Start Data supplied
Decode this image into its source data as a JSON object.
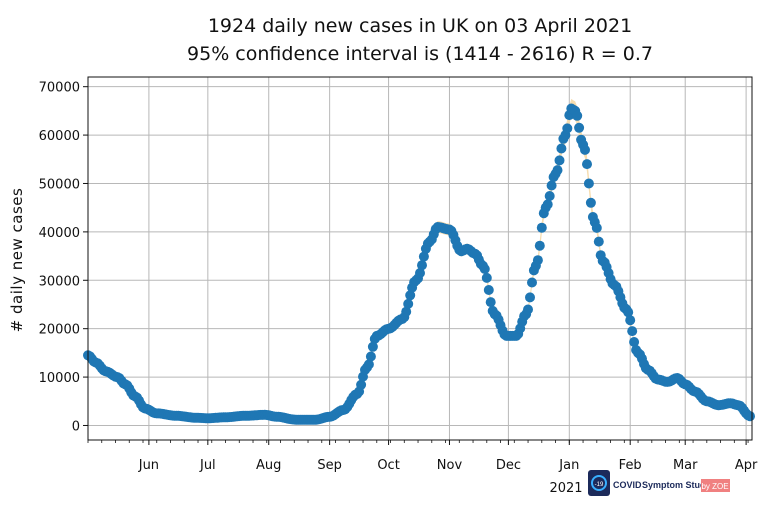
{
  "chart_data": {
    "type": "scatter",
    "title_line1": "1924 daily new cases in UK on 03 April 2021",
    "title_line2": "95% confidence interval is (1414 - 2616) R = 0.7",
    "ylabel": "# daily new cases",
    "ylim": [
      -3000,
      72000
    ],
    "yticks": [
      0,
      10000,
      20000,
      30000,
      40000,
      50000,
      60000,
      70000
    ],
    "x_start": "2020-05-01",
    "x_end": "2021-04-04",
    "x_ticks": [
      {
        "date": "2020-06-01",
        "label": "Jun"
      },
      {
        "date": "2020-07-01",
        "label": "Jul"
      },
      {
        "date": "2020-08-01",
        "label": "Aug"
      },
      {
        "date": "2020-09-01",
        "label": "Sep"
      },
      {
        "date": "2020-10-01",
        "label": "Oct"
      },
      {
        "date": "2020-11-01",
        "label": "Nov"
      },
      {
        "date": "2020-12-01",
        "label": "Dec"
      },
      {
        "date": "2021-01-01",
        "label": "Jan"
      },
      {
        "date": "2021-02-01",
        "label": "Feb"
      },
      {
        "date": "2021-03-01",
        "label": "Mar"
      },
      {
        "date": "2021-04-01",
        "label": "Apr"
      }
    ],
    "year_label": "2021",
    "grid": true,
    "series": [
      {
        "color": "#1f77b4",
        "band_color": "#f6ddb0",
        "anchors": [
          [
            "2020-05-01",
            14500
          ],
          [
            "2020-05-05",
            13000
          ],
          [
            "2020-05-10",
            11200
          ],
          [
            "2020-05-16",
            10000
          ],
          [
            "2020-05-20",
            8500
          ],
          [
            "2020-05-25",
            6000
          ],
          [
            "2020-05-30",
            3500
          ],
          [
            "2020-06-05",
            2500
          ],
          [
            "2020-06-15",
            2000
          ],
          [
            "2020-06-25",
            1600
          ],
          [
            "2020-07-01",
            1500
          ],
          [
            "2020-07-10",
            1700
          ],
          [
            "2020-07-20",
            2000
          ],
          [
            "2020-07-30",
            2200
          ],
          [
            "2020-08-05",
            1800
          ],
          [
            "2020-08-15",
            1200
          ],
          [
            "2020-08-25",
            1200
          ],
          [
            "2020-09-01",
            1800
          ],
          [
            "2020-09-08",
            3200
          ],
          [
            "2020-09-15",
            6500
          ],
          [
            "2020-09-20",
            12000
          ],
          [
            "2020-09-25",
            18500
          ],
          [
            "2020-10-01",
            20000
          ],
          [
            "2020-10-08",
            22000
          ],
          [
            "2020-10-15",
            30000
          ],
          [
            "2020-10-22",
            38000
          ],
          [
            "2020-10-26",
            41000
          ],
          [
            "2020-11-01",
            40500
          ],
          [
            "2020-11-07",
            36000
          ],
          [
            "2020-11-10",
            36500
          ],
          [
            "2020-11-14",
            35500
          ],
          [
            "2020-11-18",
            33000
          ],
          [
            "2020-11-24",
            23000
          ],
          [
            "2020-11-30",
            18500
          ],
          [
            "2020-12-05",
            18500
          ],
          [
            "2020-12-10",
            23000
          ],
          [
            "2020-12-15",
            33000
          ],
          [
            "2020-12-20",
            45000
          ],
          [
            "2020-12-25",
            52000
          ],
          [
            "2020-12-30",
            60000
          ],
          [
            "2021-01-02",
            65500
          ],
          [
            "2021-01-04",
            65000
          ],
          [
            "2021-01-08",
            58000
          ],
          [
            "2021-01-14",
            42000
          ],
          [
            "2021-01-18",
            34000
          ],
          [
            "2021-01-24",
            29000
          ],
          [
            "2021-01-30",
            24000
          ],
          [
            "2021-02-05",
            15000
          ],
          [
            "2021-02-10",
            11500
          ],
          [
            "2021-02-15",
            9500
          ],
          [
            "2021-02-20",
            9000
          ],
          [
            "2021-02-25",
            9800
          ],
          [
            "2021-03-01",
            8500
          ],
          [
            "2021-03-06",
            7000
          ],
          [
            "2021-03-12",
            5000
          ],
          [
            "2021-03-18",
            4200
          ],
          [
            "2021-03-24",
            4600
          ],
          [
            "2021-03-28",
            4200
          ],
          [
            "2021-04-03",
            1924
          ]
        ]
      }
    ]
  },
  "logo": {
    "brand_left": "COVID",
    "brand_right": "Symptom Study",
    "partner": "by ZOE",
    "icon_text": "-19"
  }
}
End Data supplied
Start Data supplied
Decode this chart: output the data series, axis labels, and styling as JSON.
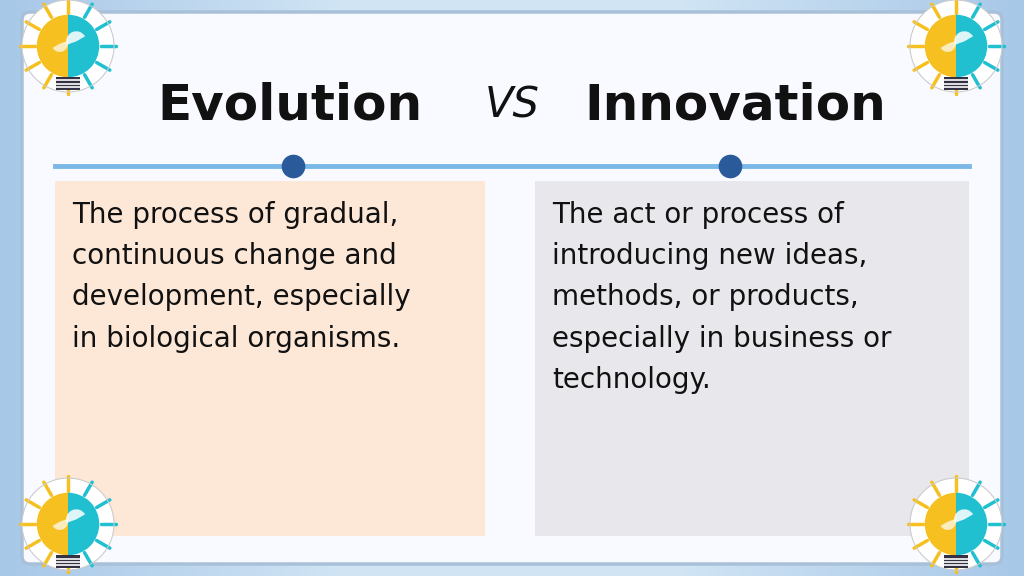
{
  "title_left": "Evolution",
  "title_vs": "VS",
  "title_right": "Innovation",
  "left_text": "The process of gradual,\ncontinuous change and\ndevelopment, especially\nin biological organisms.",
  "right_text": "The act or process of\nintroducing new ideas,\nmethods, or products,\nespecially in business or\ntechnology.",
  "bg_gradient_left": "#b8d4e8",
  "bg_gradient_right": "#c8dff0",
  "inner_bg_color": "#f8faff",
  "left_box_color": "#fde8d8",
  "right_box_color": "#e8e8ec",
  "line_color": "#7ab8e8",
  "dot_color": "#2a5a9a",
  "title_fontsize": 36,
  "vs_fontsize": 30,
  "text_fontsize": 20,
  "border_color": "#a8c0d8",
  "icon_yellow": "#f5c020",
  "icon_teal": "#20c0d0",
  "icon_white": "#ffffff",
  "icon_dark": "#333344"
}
End Data supplied
Report the number of lines that include the string "Decode"; return nothing but the count.

2